[Dataset records]
◆ ◆ ◆ ◆
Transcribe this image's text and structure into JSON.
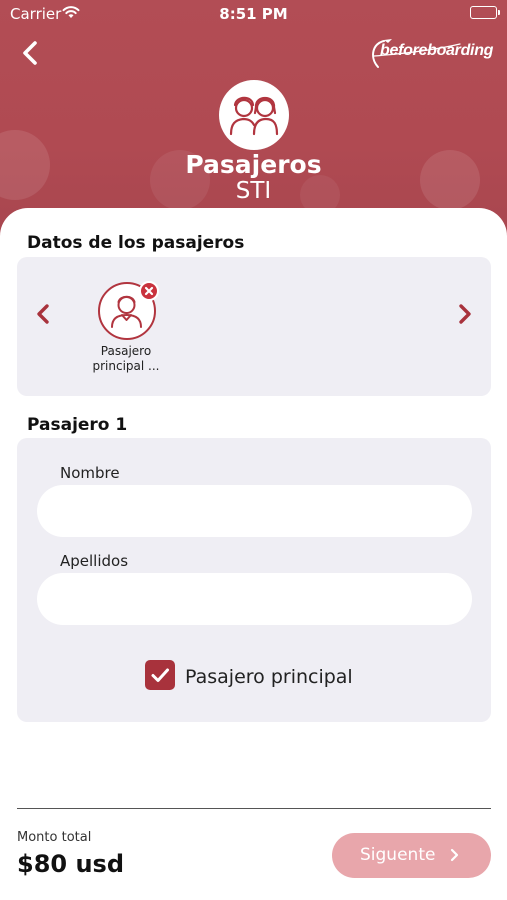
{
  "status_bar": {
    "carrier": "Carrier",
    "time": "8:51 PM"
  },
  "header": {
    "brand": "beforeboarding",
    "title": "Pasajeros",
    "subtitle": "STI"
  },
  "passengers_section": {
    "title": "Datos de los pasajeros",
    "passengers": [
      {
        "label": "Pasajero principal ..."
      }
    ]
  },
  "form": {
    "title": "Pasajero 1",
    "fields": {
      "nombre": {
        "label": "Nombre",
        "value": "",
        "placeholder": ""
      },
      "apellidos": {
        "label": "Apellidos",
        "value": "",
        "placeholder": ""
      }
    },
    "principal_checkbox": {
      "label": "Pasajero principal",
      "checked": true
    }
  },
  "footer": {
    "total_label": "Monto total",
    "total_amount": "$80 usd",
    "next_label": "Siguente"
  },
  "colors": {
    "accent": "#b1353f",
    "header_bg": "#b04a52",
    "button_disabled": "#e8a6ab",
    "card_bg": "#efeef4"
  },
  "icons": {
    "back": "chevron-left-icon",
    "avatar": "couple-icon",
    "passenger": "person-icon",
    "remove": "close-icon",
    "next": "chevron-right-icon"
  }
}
◆ ◆ ◆ ◆
__EXERCISE REQUIREMENTS__. Each record must be quoted in full and exactly. Do not include the pictures.

__EXERCISE OUTPUT__.
Transcribe this image's text and structure into JSON.
{
  "status_bar": {
    "carrier": "Carrier",
    "time": "8:51 PM"
  },
  "header": {
    "brand": "beforeboarding",
    "title": "Pasajeros",
    "subtitle": "STI"
  },
  "passengers_section": {
    "title": "Datos de los pasajeros",
    "passengers": [
      {
        "label": "Pasajero principal ..."
      }
    ]
  },
  "form": {
    "title": "Pasajero 1",
    "fields": {
      "nombre": {
        "label": "Nombre",
        "value": "",
        "placeholder": ""
      },
      "apellidos": {
        "label": "Apellidos",
        "value": "",
        "placeholder": ""
      }
    },
    "principal_checkbox": {
      "label": "Pasajero principal",
      "checked": true
    }
  },
  "footer": {
    "total_label": "Monto total",
    "total_amount": "$80 usd",
    "next_label": "Siguente"
  },
  "colors": {
    "accent": "#b1353f",
    "header_bg": "#b04a52",
    "button_disabled": "#e8a6ab",
    "card_bg": "#efeef4"
  },
  "icons": {
    "back": "chevron-left-icon",
    "avatar": "couple-icon",
    "passenger": "person-icon",
    "remove": "close-icon",
    "next": "chevron-right-icon"
  }
}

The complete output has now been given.